(Objective)
Copy all of the material word for word, except for the pictures.

** BEGIN **

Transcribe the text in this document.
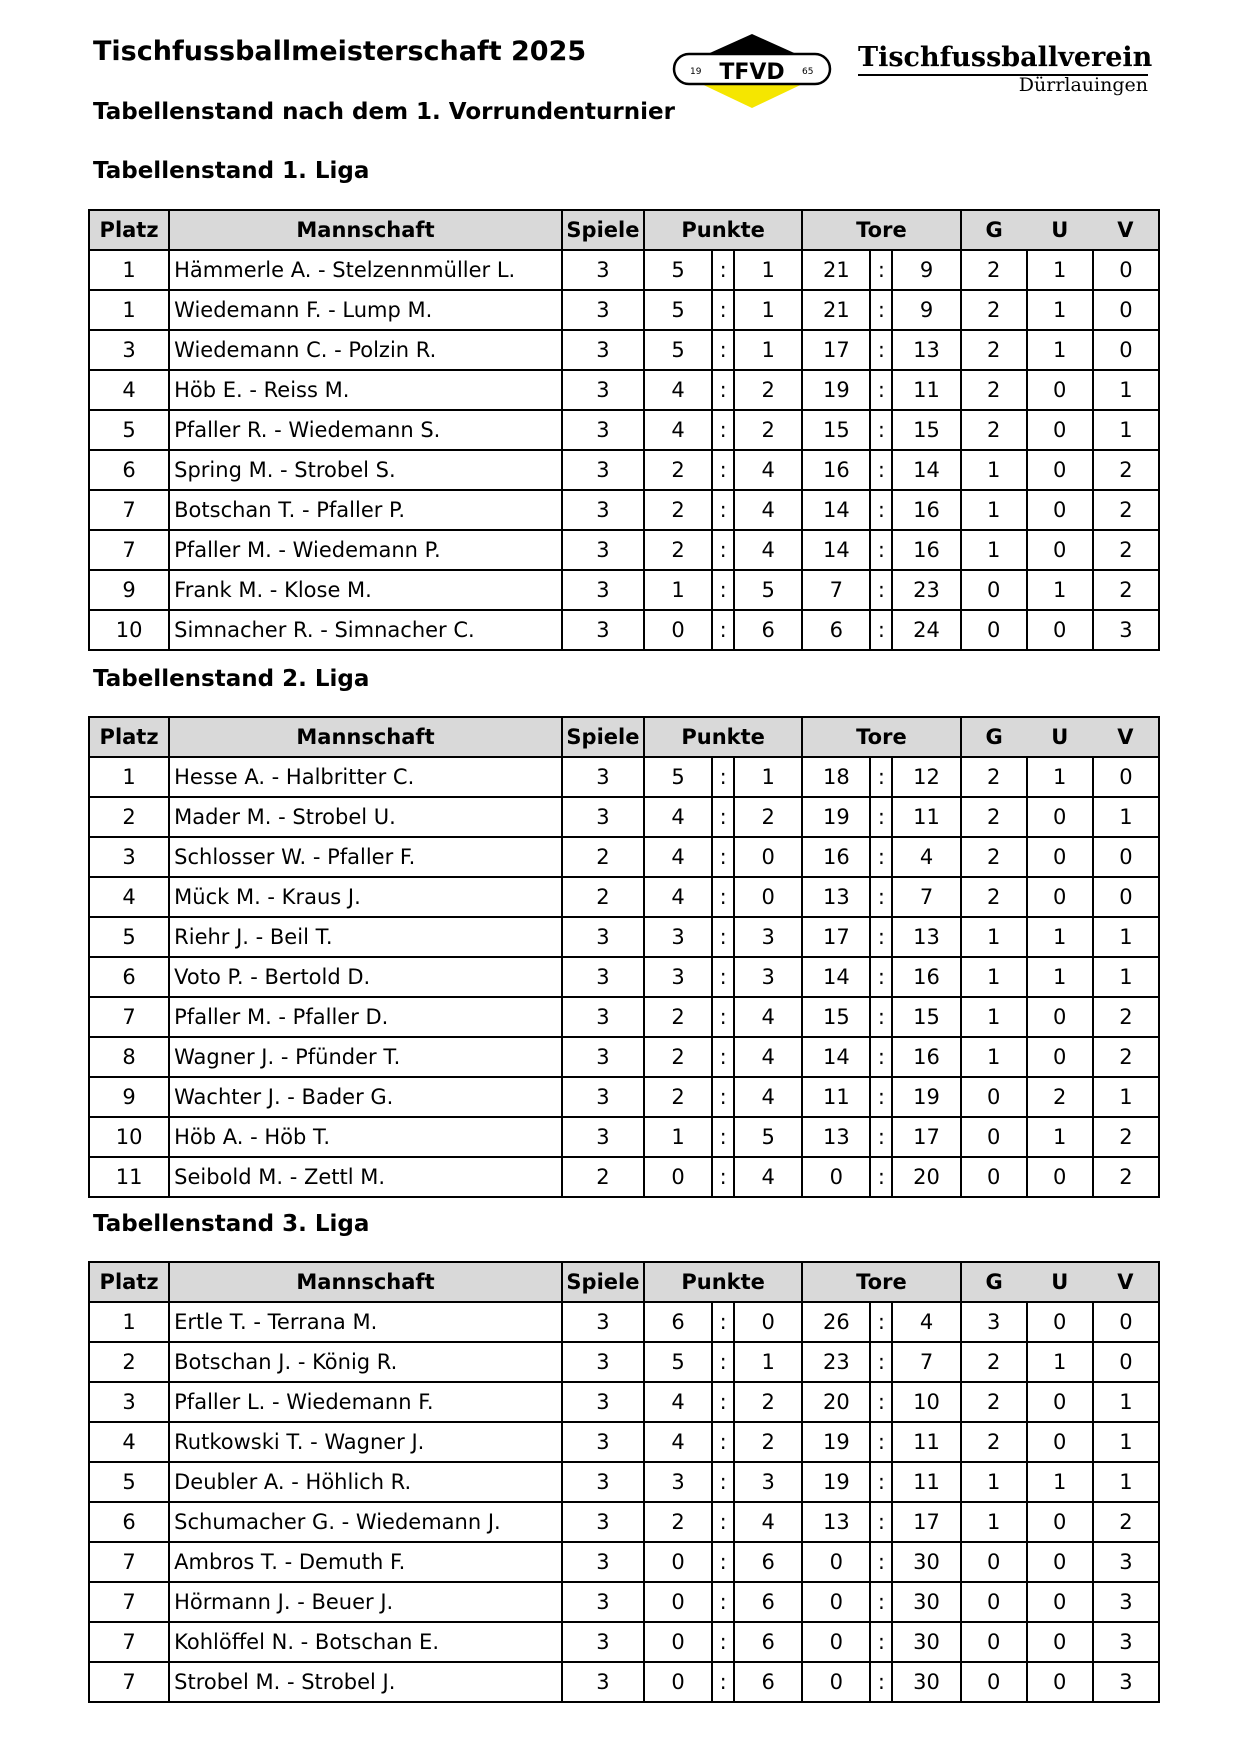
Tischfussballmeisterschaft 2025
Tabellenstand nach dem 1. Vorrundenturnier
19	65
TFVD	Tischfussballverein
Dürrlauingen
Tabellenstand 1. Liga
Platz	Mannschaft	Spiele	Punkte			Tore			G	U	V
1	Hämmerle A. - Stelzennmüller L.	3	5	:	1	21	:	9	2	1	0
1	Wiedemann F. - Lump M.	3	5	:	1	21	:	9	2	1	0
3	Wiedemann C. - Polzin R.	3	5	:	1	17	:	13	2	1	0
4	Höb E. - Reiss M.	3	4	:	2	19	:	11	2	0	1
5	Pfaller R. - Wiedemann S.	3	4	:	2	15	:	15	2	0	1
6	Spring M. - Strobel S.	3	2	:	4	16	:	14	1	0	2
7	Botschan T. - Pfaller P.	3	2	:	4	14	:	16	1	0	2
7	Pfaller M. - Wiedemann P.	3	2	:	4	14	:	16	1	0	2
9	Frank M. - Klose M.	3	1	:	5	7	:	23	0	1	2
10	Simnacher R. - Simnacher C.	3	0	:	6	6	:	24	0	0	3
Tabellenstand 2. Liga
Platz	Mannschaft	Spiele	Punkte			Tore			G	U	V
1	Hesse A. - Halbritter C.	3	5	:	1	18	:	12	2	1	0
2	Mader M. - Strobel U.	3	4	:	2	19	:	11	2	0	1
3	Schlosser W. - Pfaller F.	2	4	:	0	16	:	4	2	0	0
4	Mück M. - Kraus J.	2	4	:	0	13	:	7	2	0	0
5	Riehr J. - Beil T.	3	3	:	3	17	:	13	1	1	1
6	Voto P. - Bertold D.	3	3	:	3	14	:	16	1	1	1
7	Pfaller M. - Pfaller D.	3	2	:	4	15	:	15	1	0	2
8	Wagner J. - Pfünder T.	3	2	:	4	14	:	16	1	0	2
9	Wachter J. - Bader G.	3	2	:	4	11	:	19	0	2	1
10	Höb A. - Höb T.	3	1	:	5	13	:	17	0	1	2
11	Seibold M. - Zettl M.	2	0	:	4	0	:	20	0	0	2
Tabellenstand 3. Liga
Platz	Mannschaft	Spiele	Punkte			Tore			G	U	V
1	Ertle T. - Terrana M.	3	6	:	0	26	:	4	3	0	0
2	Botschan J. - König R.	3	5	:	1	23	:	7	2	1	0
3	Pfaller L. - Wiedemann F.	3	4	:	2	20	:	10	2	0	1
4	Rutkowski T. - Wagner J.	3	4	:	2	19	:	11	2	0	1
5	Deubler A. - Höhlich R.	3	3	:	3	19	:	11	1	1	1
6	Schumacher G. - Wiedemann J.	3	2	:	4	13	:	17	1	0	2
7	Ambros T. - Demuth F.	3	0	:	6	0	:	30	0	0	3
7	Hörmann J. - Beuer J.	3	0	:	6	0	:	30	0	0	3
7	Kohlöffel N. - Botschan E.	3	0	:	6	0	:	30	0	0	3
7	Strobel M. - Strobel J.	3	0	:	6	0	:	30	0	0	3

** END **

(Correct response)
Transcribe the text in this document.
Tischfussballmeisterschaft 2025
Tabellenstand nach dem 1. Vorrundenturnier
19	65
TFVD	Tischfussballverein
Dürrlauingen
Tabellenstand 1. Liga
Platz	Mannschaft	Spiele	Punkte			Tore			G	U	V
1	Hämmerle A. - Stelzennmüller L.	3	5	:	1	21	:	9	2	1	0
1	Wiedemann F. - Lump M.	3	5	:	1	21	:	9	2	1	0
3	Wiedemann C. - Polzin R.	3	5	:	1	17	:	13	2	1	0
4	Höb E. - Reiss M.	3	4	:	2	19	:	11	2	0	1
5	Pfaller R. - Wiedemann S.	3	4	:	2	15	:	15	2	0	1
6	Spring M. - Strobel S.	3	2	:	4	16	:	14	1	0	2
7	Botschan T. - Pfaller P.	3	2	:	4	14	:	16	1	0	2
7	Pfaller M. - Wiedemann P.	3	2	:	4	14	:	16	1	0	2
9	Frank M. - Klose M.	3	1	:	5	7	:	23	0	1	2
10	Simnacher R. - Simnacher C.	3	0	:	6	6	:	24	0	0	3
Tabellenstand 2. Liga
Platz	Mannschaft	Spiele	Punkte			Tore			G	U	V
1	Hesse A. - Halbritter C.	3	5	:	1	18	:	12	2	1	0
2	Mader M. - Strobel U.	3	4	:	2	19	:	11	2	0	1
3	Schlosser W. - Pfaller F.	2	4	:	0	16	:	4	2	0	0
4	Mück M. - Kraus J.	2	4	:	0	13	:	7	2	0	0
5	Riehr J. - Beil T.	3	3	:	3	17	:	13	1	1	1
6	Voto P. - Bertold D.	3	3	:	3	14	:	16	1	1	1
7	Pfaller M. - Pfaller D.	3	2	:	4	15	:	15	1	0	2
8	Wagner J. - Pfünder T.	3	2	:	4	14	:	16	1	0	2
9	Wachter J. - Bader G.	3	2	:	4	11	:	19	0	2	1
10	Höb A. - Höb T.	3	1	:	5	13	:	17	0	1	2
11	Seibold M. - Zettl M.	2	0	:	4	0	:	20	0	0	2
Tabellenstand 3. Liga
Platz	Mannschaft	Spiele	Punkte			Tore			G	U	V
1	Ertle T. - Terrana M.	3	6	:	0	26	:	4	3	0	0
2	Botschan J. - König R.	3	5	:	1	23	:	7	2	1	0
3	Pfaller L. - Wiedemann F.	3	4	:	2	20	:	10	2	0	1
4	Rutkowski T. - Wagner J.	3	4	:	2	19	:	11	2	0	1
5	Deubler A. - Höhlich R.	3	3	:	3	19	:	11	1	1	1
6	Schumacher G. - Wiedemann J.	3	2	:	4	13	:	17	1	0	2
7	Ambros T. - Demuth F.	3	0	:	6	0	:	30	0	0	3
7	Hörmann J. - Beuer J.	3	0	:	6	0	:	30	0	0	3
7	Kohlöffel N. - Botschan E.	3	0	:	6	0	:	30	0	0	3
7	Strobel M. - Strobel J.	3	0	:	6	0	:	30	0	0	3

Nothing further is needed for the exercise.